EXERCISE TASK
Locate all lines with the word "either" and copy them out.

INPUT ROWS
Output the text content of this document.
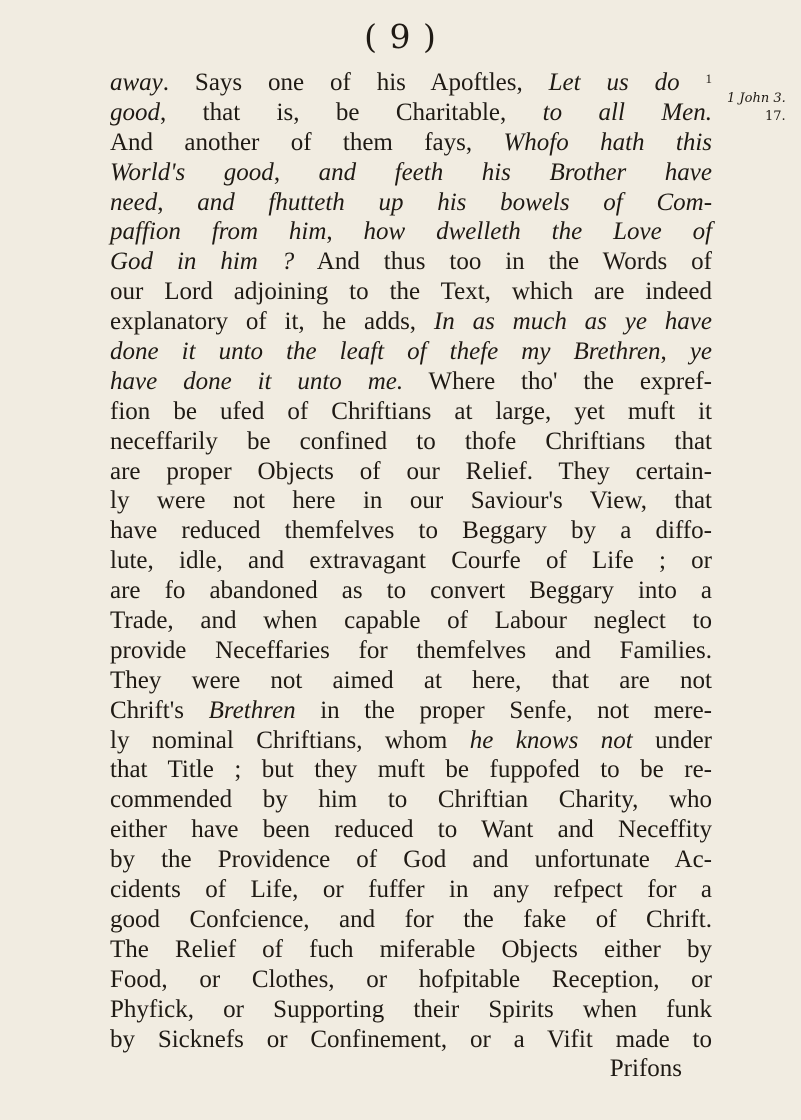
( 9 )
1 John 3.
17.
away. Says one of his Apoftles, Let us do $^1$
good, that is, be Charitable, to all Men.
And another of them fays, Whofo hath this
World's good, and feeth his Brother have
need, and fhutteth up his bowels of Com-
paffion from him, how dwelleth the Love of
God in him ? And thus too in the Words of
our Lord adjoining to the Text, which are indeed
explanatory of it, he adds, In as much as ye have
done it unto the leaft of thefe my Brethren, ye
have done it unto me. Where tho' the expref-
fion be ufed of Chriftians at large, yet muft it
neceffarily be confined to thofe Chriftians that
are proper Objects of our Relief. They certain-
ly were not here in our Saviour's View, that
have reduced themfelves to Beggary by a diffo-
lute, idle, and extravagant Courfe of Life ; or
are fo abandoned as to convert Beggary into a
Trade, and when capable of Labour neglect to
provide Neceffaries for themfelves and Families.
They were not aimed at here, that are not
Chrift's Brethren in the proper Senfe, not mere-
ly nominal Chriftians, whom he knows not under
that Title ; but they muft be fuppofed to be re-
commended by him to Chriftian Charity, who
either have been reduced to Want and Neceffity
by the Providence of God and unfortunate Ac-
cidents of Life, or fuffer in any refpect for a
good Confcience, and for the fake of Chrift.
The Relief of fuch miferable Objects either by
Food, or Clothes, or hofpitable Reception, or
Phyfick, or Supporting their Spirits when funk
by Sicknefs or Confinement, or a Vifit made to
Prifons
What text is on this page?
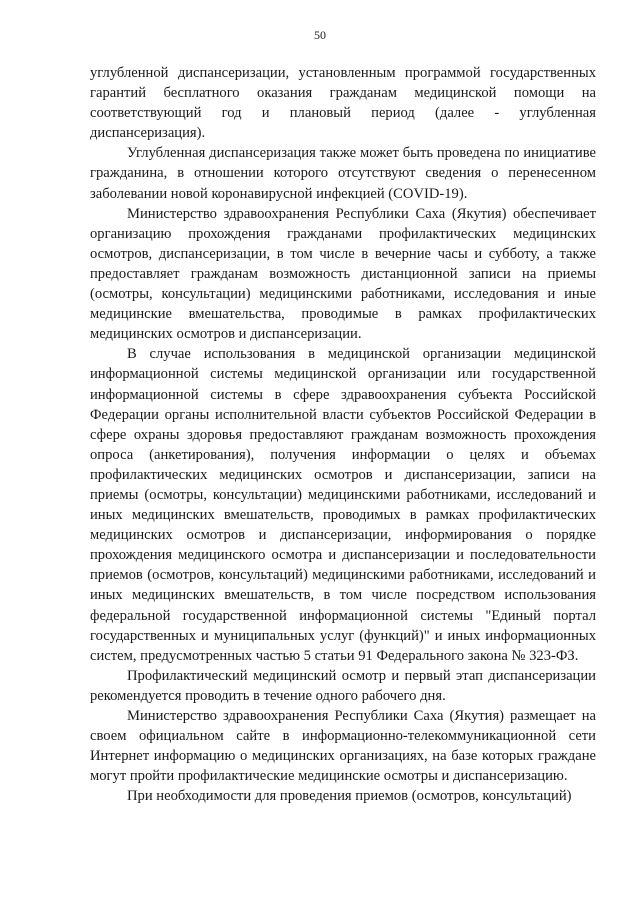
50

углубленной диспансеризации, установленным программой государственных гарантий бесплатного оказания гражданам медицинской помощи на соответствующий год и плановый период (далее - углубленная диспансеризация).

Углубленная диспансеризация также может быть проведена по инициативе гражданина, в отношении которого отсутствуют сведения о перенесенном заболевании новой коронавирусной инфекцией (COVID-19).

Министерство здравоохранения Республики Саха (Якутия) обеспечивает организацию прохождения гражданами профилактических медицинских осмотров, диспансеризации, в том числе в вечерние часы и субботу, а также предоставляет гражданам возможность дистанционной записи на приемы (осмотры, консультации) медицинскими работниками, исследования и иные медицинские вмешательства, проводимые в рамках профилактических медицинских осмотров и диспансеризации.

В случае использования в медицинской организации медицинской информационной системы медицинской организации или государственной информационной системы в сфере здравоохранения субъекта Российской Федерации органы исполнительной власти субъектов Российской Федерации в сфере охраны здоровья предоставляют гражданам возможность прохождения опроса (анкетирования), получения информации о целях и объемах профилактических медицинских осмотров и диспансеризации, записи на приемы (осмотры, консультации) медицинскими работниками, исследований и иных медицинских вмешательств, проводимых в рамках профилактических медицинских осмотров и диспансеризации, информирования о порядке прохождения медицинского осмотра и диспансеризации и последовательности приемов (осмотров, консультаций) медицинскими работниками, исследований и иных медицинских вмешательств, в том числе посредством использования федеральной государственной информационной системы "Единый портал государственных и муниципальных услуг (функций)" и иных информационных систем, предусмотренных частью 5 статьи 91 Федерального закона № 323-ФЗ.

Профилактический медицинский осмотр и первый этап диспансеризации рекомендуется проводить в течение одного рабочего дня.

Министерство здравоохранения Республики Саха (Якутия) размещает на своем официальном сайте в информационно-телекоммуникационной сети Интернет информацию о медицинских организациях, на базе которых граждане могут пройти профилактические медицинские осмотры и диспансеризацию.

При необходимости для проведения приемов (осмотров, консультаций)
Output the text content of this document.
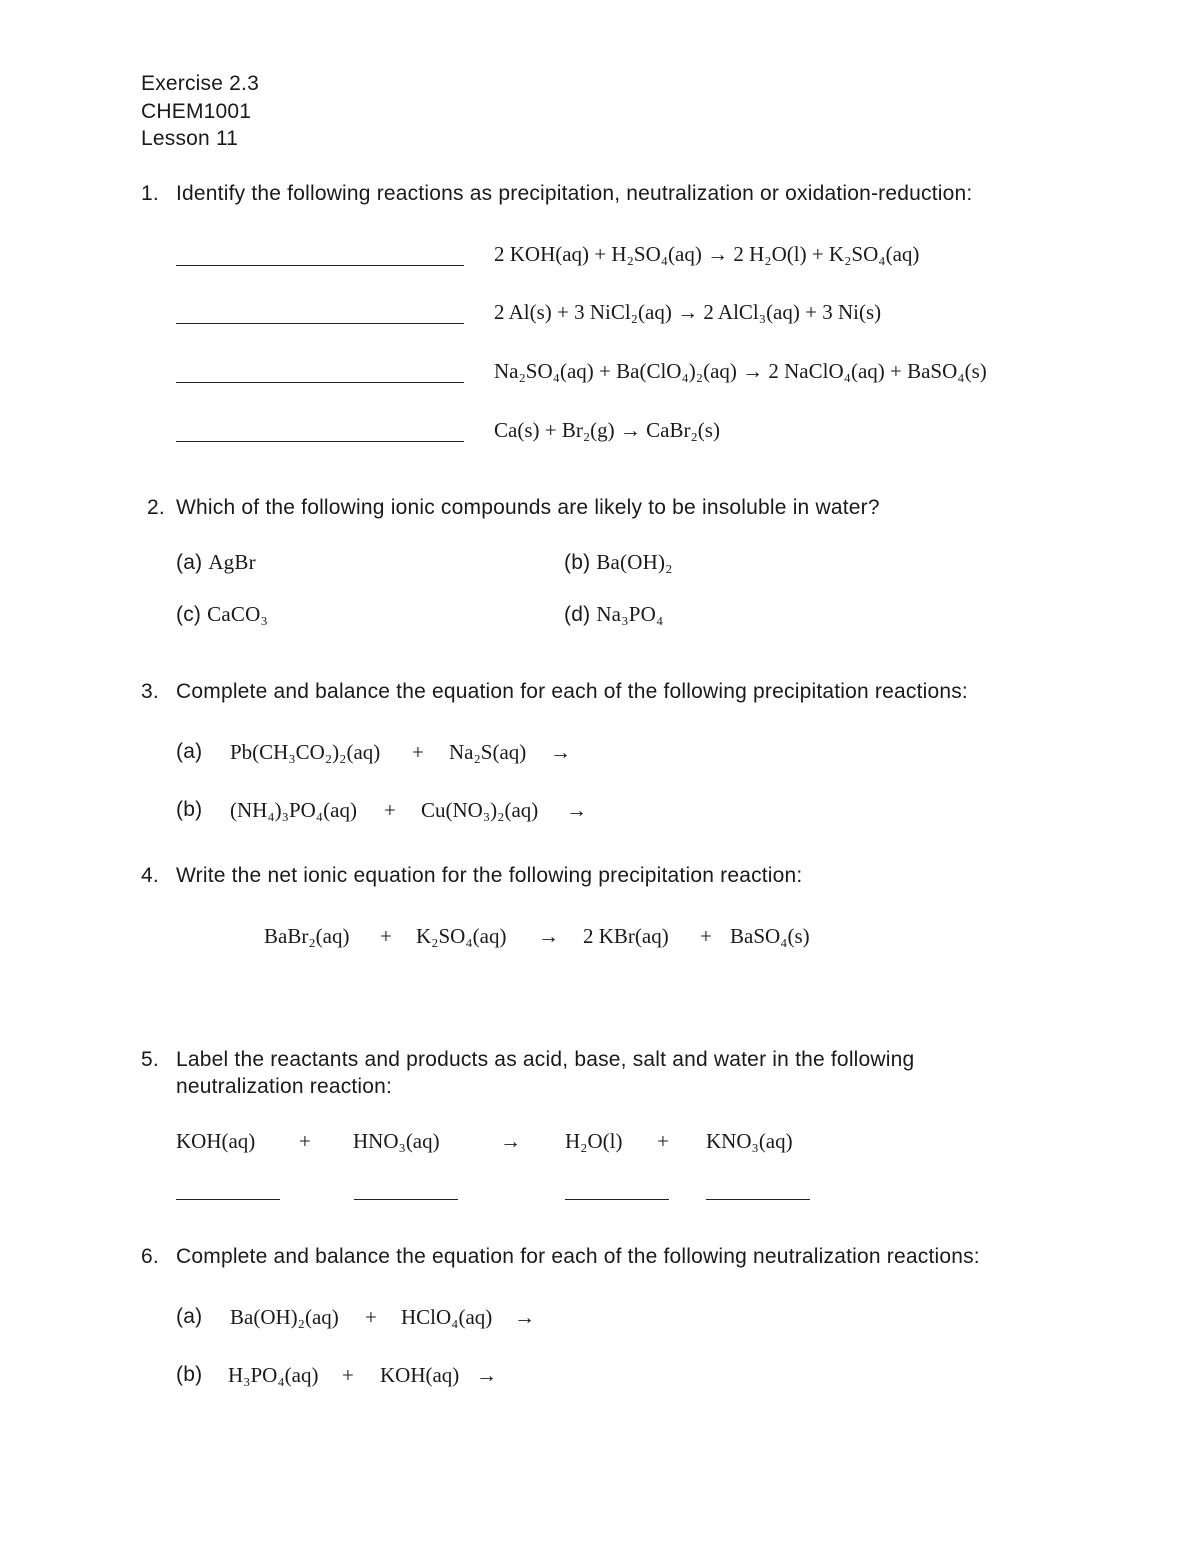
Exercise 2.3
CHEM1001
Lesson 11
1. Identify the following reactions as precipitation, neutralization or oxidation-reduction:
2 KOH(aq) + H₂SO₄(aq) → 2 H₂O(l) + K₂SO₄(aq)
2 Al(s) + 3 NiCl₂(aq) → 2 AlCl₃(aq) + 3 Ni(s)
Na₂SO₄(aq) + Ba(ClO₄)₂(aq) → 2 NaClO₄(aq) + BaSO₄(s)
Ca(s) + Br₂(g) → CaBr₂(s)
2. Which of the following ionic compounds are likely to be insoluble in water?
(a) AgBr	(b) Ba(OH)₂
(c) CaCO₃	(d) Na₃PO₄
3. Complete and balance the equation for each of the following precipitation reactions:
(a) Pb(CH₃CO₂)₂(aq) + Na₂S(aq) →
(b) (NH₄)₃PO₄(aq) + Cu(NO₃)₂(aq) →
4. Write the net ionic equation for the following precipitation reaction:
BaBr₂(aq) + K₂SO₄(aq) → 2 KBr(aq) + BaSO₄(s)
5. Label the reactants and products as acid, base, salt and water in the following
neutralization reaction:
KOH(aq) + HNO₃(aq)	→ H₂O(l) + KNO₃(aq)
6. Complete and balance the equation for each of the following neutralization reactions:
(a) Ba(OH)₂(aq) + HClO₄(aq) →
(b) H₃PO₄(aq) + KOH(aq) →
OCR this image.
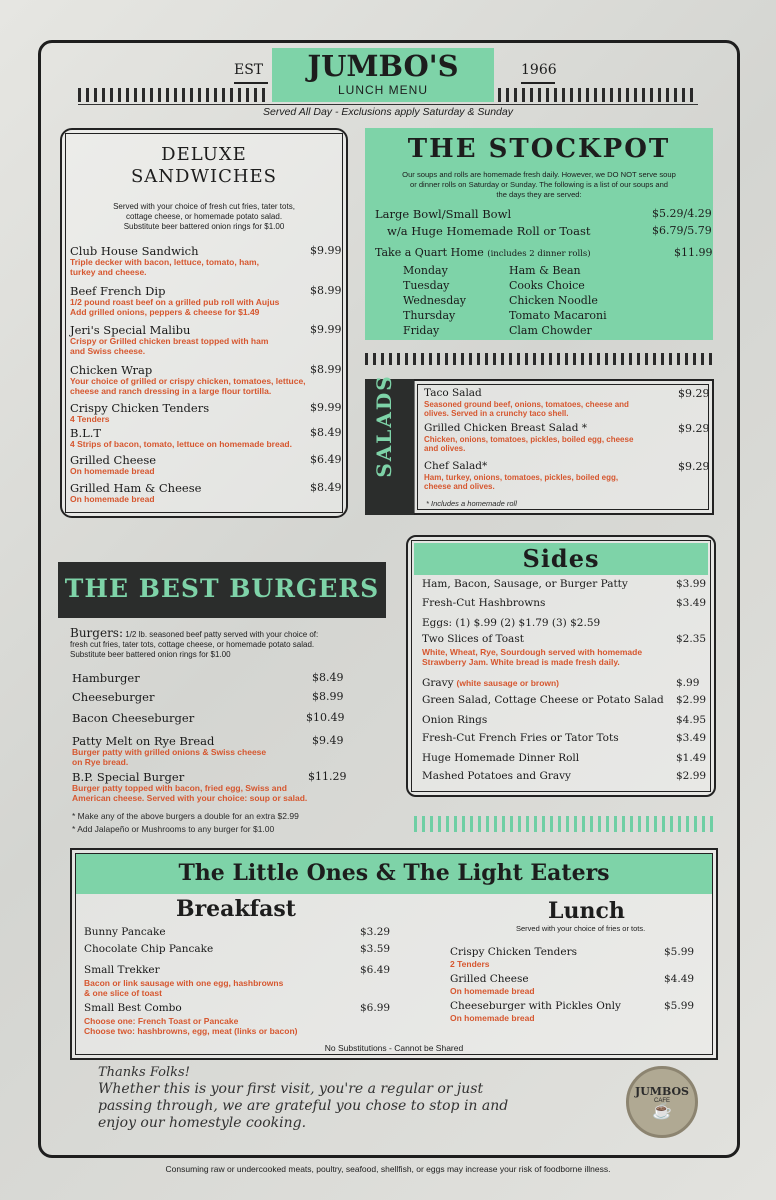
EST	1966
JUMBO'S
LUNCH MENU
Served All Day - Exclusions apply Saturday & Sunday
DELUXE
SANDWICHES
Served with your choice of fresh cut fries, tater tots,
cottage cheese, or homemade potato salad.
Substitute beer battered onion rings for $1.00
Club House Sandwich	$9.99
Triple decker with bacon, lettuce, tomato, ham,
turkey and cheese.
Beef French Dip	$8.99
1/2 pound roast beef on a grilled pub roll with Aujus
Add grilled onions, peppers & cheese for $1.49
Jeri's Special Malibu	$9.99
Crispy or Grilled chicken breast topped with ham
and Swiss cheese.
Chicken Wrap	$8.99
Your choice of grilled or crispy chicken, tomatoes, lettuce,
cheese and ranch dressing in a large flour tortilla.
Crispy Chicken Tenders	$9.99
4 Tenders
B.L.T	$8.49
4 Strips of bacon, tomato, lettuce on homemade bread.
Grilled Cheese	$6.49
On homemade bread
Grilled Ham & Cheese	$8.49
On homemade bread
THE STOCKPOT
Our soups and rolls are homemade fresh daily. However, we DO NOT serve soup
or dinner rolls on Saturday or Sunday. The following is a list of our soups and
the days they are served:
Large Bowl/Small Bowl	$5.29/4.29
w/a Huge Homemade Roll or Toast	$6.79/5.79
Take a Quart Home (includes 2 dinner rolls)	$11.99
Monday	Ham & Bean
Tuesday	Cooks Choice
Wednesday	Chicken Noodle
Thursday	Tomato Macaroni
Friday	Clam Chowder
SALADS	Taco Salad	$9.29
Seasoned ground beef, onions, tomatoes, cheese and
olives. Served in a crunchy taco shell.
Grilled Chicken Breast Salad *	$9.29
Chicken, onions, tomatoes, pickles, boiled egg, cheese
and olives.
Chef Salad*	$9.29
Ham, turkey, onions, tomatoes, pickles, boiled egg,
cheese and olives.
* Includes a homemade roll
Sides
Ham, Bacon, Sausage, or Burger Patty	$3.99
Fresh-Cut Hashbrowns	$3.49
Eggs: (1) $.99 (2) $1.79 (3) $2.59
Two Slices of Toast	$2.35
White, Wheat, Rye, Sourdough served with homemade
Strawberry Jam. White bread is made fresh daily.
Gravy (white sausage or brown)	$.99
Green Salad, Cottage Cheese or Potato Salad $2.99
Onion Rings	$4.95
Fresh-Cut French Fries or Tator Tots	$3.49
Huge Homemade Dinner Roll	$1.49
Mashed Potatoes and Gravy	$2.99
THE BEST BURGERS
Burgers: 1/2 lb. seasoned beef patty served with your choice of:
fresh cut fries, tater tots, cottage cheese, or homemade potato salad.
Substitute beer battered onion rings for $1.00
Hamburger	$8.49
Cheeseburger	$8.99
Bacon Cheeseburger	$10.49
Patty Melt on Rye Bread	$9.49
Burger patty with grilled onions & Swiss cheese
on Rye bread.
B.P. Special Burger	$11.29
Burger patty topped with bacon, fried egg, Swiss and
American cheese. Served with your choice: soup or salad.
* Make any of the above burgers a double for an extra $2.99
* Add Jalapeño or Mushrooms to any burger for $1.00
The Little Ones & The Light Eaters
Breakfast	Lunch
Served with your choice of fries or tots.
Bunny Pancake	$3.29
Chocolate Chip Pancake	$3.59
Small Trekker	$6.49
Bacon or link sausage with one egg, hashbrowns
& one slice of toast
Small Best Combo	$6.99
Choose one: French Toast or Pancake
Choose two: hashbrowns, egg, meat (links or bacon)
Crispy Chicken Tenders	$5.99
2 Tenders
Grilled Cheese	$4.49
On homemade bread
Cheeseburger with Pickles Only	$5.99
On homemade bread
No Substitutions - Cannot be Shared
Thanks Folks!
Whether this is your first visit, you're a regular or just
passing through, we are grateful you chose to stop in and
enjoy our homestyle cooking.
JUMBOS
CAFE
☕
Consuming raw or undercooked meats, poultry, seafood, shellfish, or eggs may increase your risk of foodborne illness.
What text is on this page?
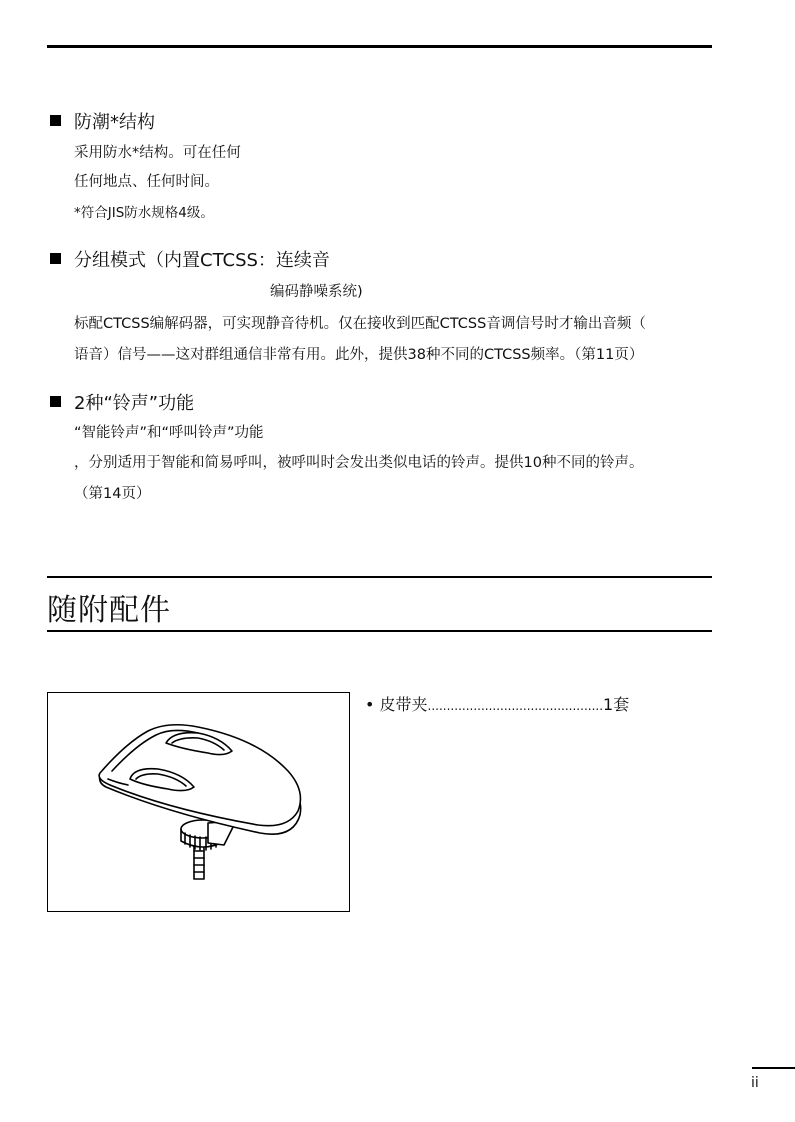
防潮*结构
采用防水*结构。可在任何
任何地点、任何时间。
*符合JIS防水规格4级。
分组模式（内置CTCSS：连续音
编码静噪系统)
标配CTCSS编解码器，可实现静音待机。仅在接收到匹配CTCSS音调信号时才输出音频（
语音）信号——这对群组通信非常有用。此外，提供38种不同的CTCSS频率。（第11页）
2种“铃声”功能
“智能铃声”和“呼叫铃声”功能
，分别适用于智能和简易呼叫，被呼叫时会发出类似电话的铃声。提供10种不同的铃声。
（第14页）
随附配件
• 皮带夹..............................................1套
ii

RESPONSE BELOW
either have been reduced to Want and Neceffity
The Relief of fuch miferable Objects either by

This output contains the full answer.